### REQUIRED TASK
Reproduce the passage from the report on the pope's health and the new cardinals, from "Most observers, including" up to and including "the cardinal’s identity.", word for word.

On Oct. 2, a colleague from The Australian helped get me into a small press briefing with Alexander Downer, the Australian Foreign Minister, after his meeting with John Paul. I asked Downer about his impressions of the pope’s health. He confirmed what many have said, which is that John Paul simply does not look or sound like someone in grave crisis.

“It’s not like in the media,” Downer said. “He’s not a man on the brink.”

Downer said he found John Paul to be “a very gentle, decent, spiritual old man,” who was “in the circumstances, engaged in the conversation and very interested in Australia.”

On Oct. 1, the pope seemed in good form at his Wednesday general audience. Time will tell how he holds up over the next four weeks.

* * *

Interest in the papal succession has been revived not merely by the pope’s health, but by his announcement Sept. 28 of 31 new cardinals to be created in a consistory Oct. 21. The timing caused eyebrows to go up across the Catholic world.

Most observers, including me, had expected a consistory in February rather than October. That would have been consistent with the traditional timing. Consistories are generally held either on Feb. 22, the feast of the Chair of Peter, or on June 29, the feast of Sts. Peter and Paul. Both feasts emphasize the link with Peter that is at the heart of the cardinal’s identity.

In my conversations with Vatican officials as late as early September, they felt that holding a consistory in October would be premature. Moreover, it would detract from what they wanted to be the main story of that month, which is John Paul’s 25th anniversary on Oct. 16. Inevitably, too, moving up the consistory date would fuel speculation about the pope’s health.

### RAW RECORDS
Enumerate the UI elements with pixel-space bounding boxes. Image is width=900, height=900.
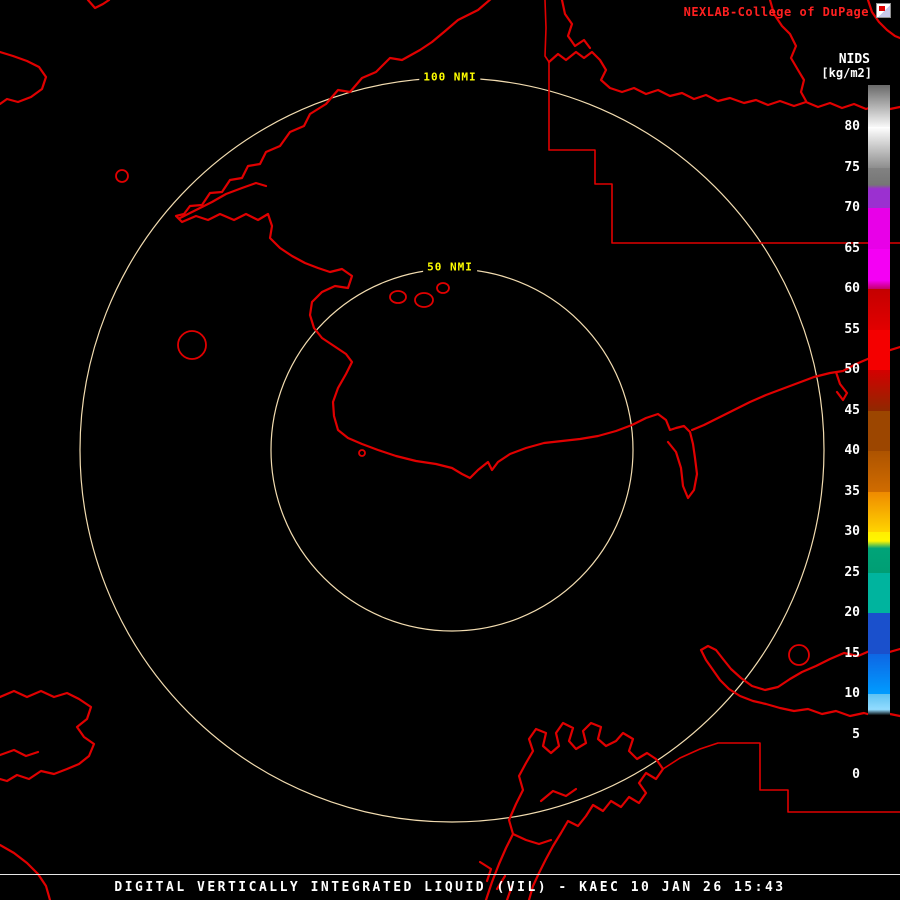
- colorbar-tick-label: 55: [844, 321, 860, 337]
- colorbar-segment: [868, 127, 890, 168]
- colorbar-tick-label: 45: [844, 402, 860, 418]
- colorbar-segment: [868, 613, 890, 654]
- colorbar-segment: [868, 85, 890, 127]
- product-title: DIGITAL VERTICALLY INTEGRATED LIQUID (VI…: [114, 880, 786, 895]
- colorbar-segment: [868, 370, 890, 411]
- river-topright-2: [560, 0, 592, 50]
- island: [389, 290, 407, 304]
- range-rings: [79, 77, 825, 823]
- delta-channel: [511, 832, 553, 846]
- range-ring-50nmi: [270, 268, 634, 632]
- colorbar-tick-label: 30: [844, 524, 860, 539]
- colorbar-tick-label: 35: [844, 483, 860, 499]
- colorbar-segment: [868, 572, 890, 613]
- delta-channel-2: [539, 787, 578, 803]
- colorbar-segment: [868, 775, 890, 790]
- range-ring-label-50nmi: 50 NMI: [423, 259, 477, 275]
- range-ring-label-100nmi: 100 NMI: [419, 69, 481, 85]
- colorbar-segment: [868, 410, 890, 451]
- colorbar-segment: [868, 653, 890, 694]
- island: [177, 330, 207, 360]
- colorbar: 80 75 70 65 60 55 50 45 40 35 30 25 20 15 10 5 0: [844, 85, 890, 790]
- map-overlay: [0, 0, 900, 900]
- boundary-vertical-top: [544, 0, 550, 63]
- colorbar-segment: [868, 451, 890, 492]
- island: [358, 449, 366, 457]
- island-topedge: [86, 0, 111, 10]
- island: [788, 644, 810, 666]
- colorbar-tick-label: 10: [844, 686, 860, 701]
- colorbar-tick-label: 75: [844, 159, 860, 175]
- colorbar-segment: [868, 734, 890, 775]
- colorbar-tick-label: 60: [844, 281, 860, 296]
- colorbar-segment: [868, 248, 890, 289]
- colorbar-units: [kg/m2]: [821, 66, 872, 80]
- brand-text: NEXLAB-College of DuPage: [683, 5, 869, 19]
- colorbar-tick-label: 5: [852, 726, 860, 742]
- colorbar-tick-label: 40: [844, 443, 860, 458]
- colorbar-segment: [868, 167, 890, 208]
- barrier-island: [178, 181, 268, 220]
- island: [414, 292, 434, 308]
- colorbar-tick-label: 20: [844, 605, 860, 620]
- radar-map: [0, 0, 900, 900]
- colorbar-title: NIDS: [838, 52, 870, 67]
- delta-fork: [478, 860, 493, 883]
- island: [115, 169, 129, 183]
- colorbar-tick-label: 25: [844, 564, 860, 580]
- cod-logo-icon: [876, 3, 891, 18]
- colorbar-segment: [868, 329, 890, 370]
- coastline-bottomleft-inner: [0, 748, 40, 758]
- colorbar-segment: [868, 532, 890, 573]
- island-topleft: [0, 50, 48, 106]
- colorbar-tick-label: 80: [844, 119, 860, 134]
- range-ring-100nmi: [79, 77, 825, 823]
- colorbar-tick-label: 0: [852, 767, 860, 782]
- colorbar-segment: [868, 491, 890, 532]
- boundary-stepped-bottomright: [662, 742, 900, 813]
- colorbar-tick-label: 70: [844, 200, 860, 215]
- colorbar-tick-label: 50: [844, 362, 860, 377]
- colorbar-segment: [868, 208, 890, 249]
- radar-display: 100 NMI 50 NMI NEXLAB-College of DuPage …: [0, 0, 900, 900]
- island: [436, 282, 450, 294]
- colorbar-segment: [868, 694, 890, 735]
- coastline-bottomleft: [0, 689, 96, 783]
- colorbar-tick-label: 15: [844, 645, 860, 661]
- colorbar-segment: [868, 289, 890, 330]
- footer-divider: [0, 874, 900, 875]
- colorbar-tick-label: 65: [844, 240, 860, 256]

### THE RESULT
Most observers, including me, had expected a consistory in February rather than October. That would have been consistent with the traditional timing. Consistories are generally held either on Feb. 22, the feast of the Chair of Peter, or on June 29, the feast of Sts. Peter and Paul. Both feasts emphasize the link with Peter that is at the heart of the cardinal’s identity.